• **Instruction**
Return the lines below that carry the word "JSON".
%%
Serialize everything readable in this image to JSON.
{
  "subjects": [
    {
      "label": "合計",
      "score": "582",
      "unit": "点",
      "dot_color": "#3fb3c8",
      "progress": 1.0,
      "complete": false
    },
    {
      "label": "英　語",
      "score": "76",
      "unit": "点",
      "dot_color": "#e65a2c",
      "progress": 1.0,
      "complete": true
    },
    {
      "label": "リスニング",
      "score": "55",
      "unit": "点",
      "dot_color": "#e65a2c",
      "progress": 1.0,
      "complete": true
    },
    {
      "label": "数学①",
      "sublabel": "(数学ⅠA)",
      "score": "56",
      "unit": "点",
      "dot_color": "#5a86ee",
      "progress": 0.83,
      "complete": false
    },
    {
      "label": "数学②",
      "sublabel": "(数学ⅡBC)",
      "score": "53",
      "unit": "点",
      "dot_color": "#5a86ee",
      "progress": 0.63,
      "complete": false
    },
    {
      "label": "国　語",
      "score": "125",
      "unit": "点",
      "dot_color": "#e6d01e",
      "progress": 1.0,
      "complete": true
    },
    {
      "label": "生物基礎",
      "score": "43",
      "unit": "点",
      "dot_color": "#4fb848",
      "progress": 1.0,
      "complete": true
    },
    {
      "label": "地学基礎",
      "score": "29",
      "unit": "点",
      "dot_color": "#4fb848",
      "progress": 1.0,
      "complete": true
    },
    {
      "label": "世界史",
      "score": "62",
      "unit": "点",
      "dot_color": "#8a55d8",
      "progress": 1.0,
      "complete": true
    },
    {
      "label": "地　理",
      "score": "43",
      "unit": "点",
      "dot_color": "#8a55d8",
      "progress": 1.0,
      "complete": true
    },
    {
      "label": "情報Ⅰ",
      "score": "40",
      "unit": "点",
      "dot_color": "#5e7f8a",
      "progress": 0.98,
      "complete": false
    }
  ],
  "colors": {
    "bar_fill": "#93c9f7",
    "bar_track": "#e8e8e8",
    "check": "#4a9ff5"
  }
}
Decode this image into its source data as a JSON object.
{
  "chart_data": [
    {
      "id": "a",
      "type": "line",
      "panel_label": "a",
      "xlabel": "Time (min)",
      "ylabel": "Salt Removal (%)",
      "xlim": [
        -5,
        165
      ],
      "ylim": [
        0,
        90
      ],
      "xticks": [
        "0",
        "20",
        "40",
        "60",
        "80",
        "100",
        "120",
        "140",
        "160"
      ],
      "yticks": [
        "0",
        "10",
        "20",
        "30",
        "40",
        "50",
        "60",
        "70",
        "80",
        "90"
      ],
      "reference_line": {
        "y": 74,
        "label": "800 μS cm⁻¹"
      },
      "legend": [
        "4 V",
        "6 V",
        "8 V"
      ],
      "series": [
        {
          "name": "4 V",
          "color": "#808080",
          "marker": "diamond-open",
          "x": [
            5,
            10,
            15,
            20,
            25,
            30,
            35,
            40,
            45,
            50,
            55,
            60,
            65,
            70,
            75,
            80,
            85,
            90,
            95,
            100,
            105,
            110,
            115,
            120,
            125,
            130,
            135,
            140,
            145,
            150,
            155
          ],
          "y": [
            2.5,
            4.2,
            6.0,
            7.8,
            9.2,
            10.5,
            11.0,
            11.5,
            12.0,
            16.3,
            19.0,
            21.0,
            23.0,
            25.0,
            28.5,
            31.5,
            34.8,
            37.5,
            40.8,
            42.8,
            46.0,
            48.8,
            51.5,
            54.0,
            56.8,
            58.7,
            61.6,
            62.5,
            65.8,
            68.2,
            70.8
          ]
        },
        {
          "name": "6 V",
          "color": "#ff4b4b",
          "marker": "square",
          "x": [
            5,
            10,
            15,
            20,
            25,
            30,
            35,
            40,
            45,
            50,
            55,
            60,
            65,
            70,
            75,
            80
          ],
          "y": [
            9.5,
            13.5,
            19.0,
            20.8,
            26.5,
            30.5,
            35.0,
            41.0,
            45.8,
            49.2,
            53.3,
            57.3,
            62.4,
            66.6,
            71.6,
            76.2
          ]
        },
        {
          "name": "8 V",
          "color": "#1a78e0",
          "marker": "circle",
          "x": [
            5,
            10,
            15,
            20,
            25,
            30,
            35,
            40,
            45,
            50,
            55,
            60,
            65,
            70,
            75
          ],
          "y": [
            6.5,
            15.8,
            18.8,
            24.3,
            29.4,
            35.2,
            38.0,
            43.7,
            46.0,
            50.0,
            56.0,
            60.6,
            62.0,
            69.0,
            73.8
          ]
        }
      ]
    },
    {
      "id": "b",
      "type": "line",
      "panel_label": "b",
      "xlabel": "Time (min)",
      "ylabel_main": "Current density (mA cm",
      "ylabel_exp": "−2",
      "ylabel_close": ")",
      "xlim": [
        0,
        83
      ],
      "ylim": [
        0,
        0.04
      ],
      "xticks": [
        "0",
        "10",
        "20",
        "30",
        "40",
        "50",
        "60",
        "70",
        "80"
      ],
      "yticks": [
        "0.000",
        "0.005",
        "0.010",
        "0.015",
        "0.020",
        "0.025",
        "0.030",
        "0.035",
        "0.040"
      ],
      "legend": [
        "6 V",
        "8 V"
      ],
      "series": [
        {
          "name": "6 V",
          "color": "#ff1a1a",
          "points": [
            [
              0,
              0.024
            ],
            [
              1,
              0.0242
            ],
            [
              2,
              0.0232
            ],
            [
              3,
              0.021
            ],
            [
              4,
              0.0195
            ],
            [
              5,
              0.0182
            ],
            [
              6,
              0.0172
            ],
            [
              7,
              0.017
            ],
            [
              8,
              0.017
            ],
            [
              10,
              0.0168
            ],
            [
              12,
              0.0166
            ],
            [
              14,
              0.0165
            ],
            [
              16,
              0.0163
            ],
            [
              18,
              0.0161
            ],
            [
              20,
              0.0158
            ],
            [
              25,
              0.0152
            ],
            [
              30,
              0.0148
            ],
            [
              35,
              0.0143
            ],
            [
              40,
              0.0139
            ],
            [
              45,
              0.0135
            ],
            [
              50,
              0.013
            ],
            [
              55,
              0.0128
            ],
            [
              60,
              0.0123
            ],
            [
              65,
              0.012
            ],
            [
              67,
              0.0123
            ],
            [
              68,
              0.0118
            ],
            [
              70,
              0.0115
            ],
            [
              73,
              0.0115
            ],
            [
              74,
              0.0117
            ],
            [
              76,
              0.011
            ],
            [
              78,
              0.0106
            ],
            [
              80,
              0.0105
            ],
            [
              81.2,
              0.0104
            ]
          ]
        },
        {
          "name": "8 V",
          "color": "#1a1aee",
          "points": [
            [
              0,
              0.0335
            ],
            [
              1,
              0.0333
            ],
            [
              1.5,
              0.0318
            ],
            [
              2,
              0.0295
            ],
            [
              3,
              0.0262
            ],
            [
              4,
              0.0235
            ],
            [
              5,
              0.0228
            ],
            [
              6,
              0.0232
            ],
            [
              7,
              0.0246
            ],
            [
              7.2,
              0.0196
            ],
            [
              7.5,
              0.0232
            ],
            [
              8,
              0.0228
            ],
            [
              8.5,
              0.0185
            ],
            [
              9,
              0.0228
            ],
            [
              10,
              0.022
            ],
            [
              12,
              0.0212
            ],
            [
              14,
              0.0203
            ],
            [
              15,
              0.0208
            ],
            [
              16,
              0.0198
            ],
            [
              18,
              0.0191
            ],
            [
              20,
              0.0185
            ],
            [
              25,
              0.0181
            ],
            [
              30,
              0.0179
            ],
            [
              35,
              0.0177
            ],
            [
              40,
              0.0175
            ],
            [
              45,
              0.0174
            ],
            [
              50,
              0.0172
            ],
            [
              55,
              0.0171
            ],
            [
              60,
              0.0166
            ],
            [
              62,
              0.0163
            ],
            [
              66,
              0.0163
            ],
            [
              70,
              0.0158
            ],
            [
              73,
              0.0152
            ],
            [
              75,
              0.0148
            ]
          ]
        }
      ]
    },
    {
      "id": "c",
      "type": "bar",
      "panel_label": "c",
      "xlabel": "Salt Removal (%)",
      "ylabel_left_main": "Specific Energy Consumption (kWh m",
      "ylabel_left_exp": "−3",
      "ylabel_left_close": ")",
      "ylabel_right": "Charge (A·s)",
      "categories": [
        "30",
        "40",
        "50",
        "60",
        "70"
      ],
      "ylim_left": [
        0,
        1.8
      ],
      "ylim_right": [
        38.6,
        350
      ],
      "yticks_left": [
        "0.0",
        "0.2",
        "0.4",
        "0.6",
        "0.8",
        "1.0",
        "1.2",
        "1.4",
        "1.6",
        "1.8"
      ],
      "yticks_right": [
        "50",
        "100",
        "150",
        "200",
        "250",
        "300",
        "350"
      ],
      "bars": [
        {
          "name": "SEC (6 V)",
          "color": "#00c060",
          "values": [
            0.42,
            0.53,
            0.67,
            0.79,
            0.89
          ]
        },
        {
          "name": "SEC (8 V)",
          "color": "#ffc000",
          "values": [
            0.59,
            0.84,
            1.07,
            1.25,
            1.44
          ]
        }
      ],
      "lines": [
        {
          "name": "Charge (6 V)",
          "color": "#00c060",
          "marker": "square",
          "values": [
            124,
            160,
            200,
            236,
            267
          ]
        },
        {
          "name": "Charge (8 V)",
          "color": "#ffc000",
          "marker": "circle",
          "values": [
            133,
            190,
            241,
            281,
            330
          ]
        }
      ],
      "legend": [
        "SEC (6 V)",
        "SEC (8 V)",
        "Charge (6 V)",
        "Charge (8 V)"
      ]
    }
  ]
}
%%
• **Solution to the problem**
Serialize everything readable in this image to JSON.
Decode this image into its source data as a JSON object.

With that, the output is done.